**What the exercise asks:**
Copy the lines holding the word "name", all of them.

---------- Records supplied ----------

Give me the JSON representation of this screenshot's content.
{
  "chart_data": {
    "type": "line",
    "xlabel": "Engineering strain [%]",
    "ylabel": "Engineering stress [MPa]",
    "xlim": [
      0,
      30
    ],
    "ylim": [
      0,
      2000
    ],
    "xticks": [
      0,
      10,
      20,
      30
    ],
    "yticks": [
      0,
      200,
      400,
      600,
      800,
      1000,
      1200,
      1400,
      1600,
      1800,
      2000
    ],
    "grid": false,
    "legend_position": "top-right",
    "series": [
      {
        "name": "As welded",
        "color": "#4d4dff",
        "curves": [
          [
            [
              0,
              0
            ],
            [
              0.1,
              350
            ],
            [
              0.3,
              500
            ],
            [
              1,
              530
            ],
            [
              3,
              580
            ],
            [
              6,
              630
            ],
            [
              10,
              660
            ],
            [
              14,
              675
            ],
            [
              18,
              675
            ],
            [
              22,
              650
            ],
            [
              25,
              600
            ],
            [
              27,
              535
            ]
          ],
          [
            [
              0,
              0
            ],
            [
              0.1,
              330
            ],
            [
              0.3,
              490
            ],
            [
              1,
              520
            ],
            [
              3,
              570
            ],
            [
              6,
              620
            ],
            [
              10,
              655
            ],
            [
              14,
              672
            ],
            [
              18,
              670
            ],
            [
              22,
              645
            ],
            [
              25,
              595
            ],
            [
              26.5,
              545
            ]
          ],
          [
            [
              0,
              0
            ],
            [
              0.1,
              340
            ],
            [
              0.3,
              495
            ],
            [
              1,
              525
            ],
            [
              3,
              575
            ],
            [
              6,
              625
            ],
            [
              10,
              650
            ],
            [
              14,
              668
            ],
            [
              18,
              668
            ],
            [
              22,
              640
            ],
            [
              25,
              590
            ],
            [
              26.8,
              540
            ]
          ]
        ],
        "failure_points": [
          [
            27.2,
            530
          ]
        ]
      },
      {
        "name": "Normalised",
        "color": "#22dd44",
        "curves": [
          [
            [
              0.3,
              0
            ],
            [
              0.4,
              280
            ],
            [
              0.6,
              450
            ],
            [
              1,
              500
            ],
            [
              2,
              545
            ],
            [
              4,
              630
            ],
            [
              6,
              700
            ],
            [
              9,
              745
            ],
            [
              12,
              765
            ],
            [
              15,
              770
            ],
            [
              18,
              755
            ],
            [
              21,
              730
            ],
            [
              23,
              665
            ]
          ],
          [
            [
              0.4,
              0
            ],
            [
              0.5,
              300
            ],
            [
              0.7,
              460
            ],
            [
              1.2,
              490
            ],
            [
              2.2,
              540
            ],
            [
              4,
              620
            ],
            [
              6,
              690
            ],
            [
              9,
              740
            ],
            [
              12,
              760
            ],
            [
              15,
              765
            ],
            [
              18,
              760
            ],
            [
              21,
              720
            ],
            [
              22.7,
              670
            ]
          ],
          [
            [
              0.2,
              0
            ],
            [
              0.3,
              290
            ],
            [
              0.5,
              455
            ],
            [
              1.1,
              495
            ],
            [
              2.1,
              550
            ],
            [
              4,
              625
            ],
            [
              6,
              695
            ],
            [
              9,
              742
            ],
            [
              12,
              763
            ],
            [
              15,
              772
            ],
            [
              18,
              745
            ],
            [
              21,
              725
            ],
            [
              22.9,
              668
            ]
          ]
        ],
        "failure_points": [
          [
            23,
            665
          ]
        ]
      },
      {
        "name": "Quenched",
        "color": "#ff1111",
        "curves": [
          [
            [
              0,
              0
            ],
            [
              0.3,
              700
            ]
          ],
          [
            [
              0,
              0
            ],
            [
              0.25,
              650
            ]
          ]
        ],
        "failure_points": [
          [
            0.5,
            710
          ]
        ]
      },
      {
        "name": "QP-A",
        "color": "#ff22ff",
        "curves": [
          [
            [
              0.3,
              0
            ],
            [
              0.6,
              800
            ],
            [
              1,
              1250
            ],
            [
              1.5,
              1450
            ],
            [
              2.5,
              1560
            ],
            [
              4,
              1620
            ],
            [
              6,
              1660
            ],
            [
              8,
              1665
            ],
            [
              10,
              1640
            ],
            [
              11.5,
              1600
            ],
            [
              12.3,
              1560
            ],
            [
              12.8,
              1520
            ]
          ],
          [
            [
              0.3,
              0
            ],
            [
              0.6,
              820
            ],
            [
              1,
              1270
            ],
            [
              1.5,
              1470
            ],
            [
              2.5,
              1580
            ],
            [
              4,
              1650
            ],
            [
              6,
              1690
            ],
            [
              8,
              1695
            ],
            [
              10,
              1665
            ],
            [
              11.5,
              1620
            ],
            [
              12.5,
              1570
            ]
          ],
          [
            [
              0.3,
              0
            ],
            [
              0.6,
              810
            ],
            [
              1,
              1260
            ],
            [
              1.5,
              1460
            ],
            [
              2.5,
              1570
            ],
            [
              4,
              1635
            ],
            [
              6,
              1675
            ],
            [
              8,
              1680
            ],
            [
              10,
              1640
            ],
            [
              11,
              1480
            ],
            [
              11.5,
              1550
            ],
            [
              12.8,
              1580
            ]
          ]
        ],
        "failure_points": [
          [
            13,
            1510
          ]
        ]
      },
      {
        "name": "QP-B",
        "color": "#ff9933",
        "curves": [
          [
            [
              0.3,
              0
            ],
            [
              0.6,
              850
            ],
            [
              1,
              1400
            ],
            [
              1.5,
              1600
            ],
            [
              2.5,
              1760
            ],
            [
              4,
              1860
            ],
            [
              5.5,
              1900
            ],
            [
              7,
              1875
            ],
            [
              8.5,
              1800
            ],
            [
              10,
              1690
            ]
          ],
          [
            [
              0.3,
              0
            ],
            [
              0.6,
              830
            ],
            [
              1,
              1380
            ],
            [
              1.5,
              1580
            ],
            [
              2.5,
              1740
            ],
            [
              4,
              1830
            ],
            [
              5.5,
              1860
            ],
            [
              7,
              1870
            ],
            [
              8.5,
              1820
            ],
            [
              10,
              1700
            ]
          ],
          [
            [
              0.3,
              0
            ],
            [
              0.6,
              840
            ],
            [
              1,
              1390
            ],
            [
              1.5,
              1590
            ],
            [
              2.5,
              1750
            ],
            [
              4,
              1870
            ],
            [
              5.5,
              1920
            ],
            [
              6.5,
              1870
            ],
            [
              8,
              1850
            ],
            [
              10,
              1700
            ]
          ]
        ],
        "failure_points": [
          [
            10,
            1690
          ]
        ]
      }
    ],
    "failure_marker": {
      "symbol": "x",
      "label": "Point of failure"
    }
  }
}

----------

**Correct response:**
        "name": "As welded",
        "name": "Normalised",
        "name": "Quenched",
        "name": "QP-A",
        "name": "QP-B",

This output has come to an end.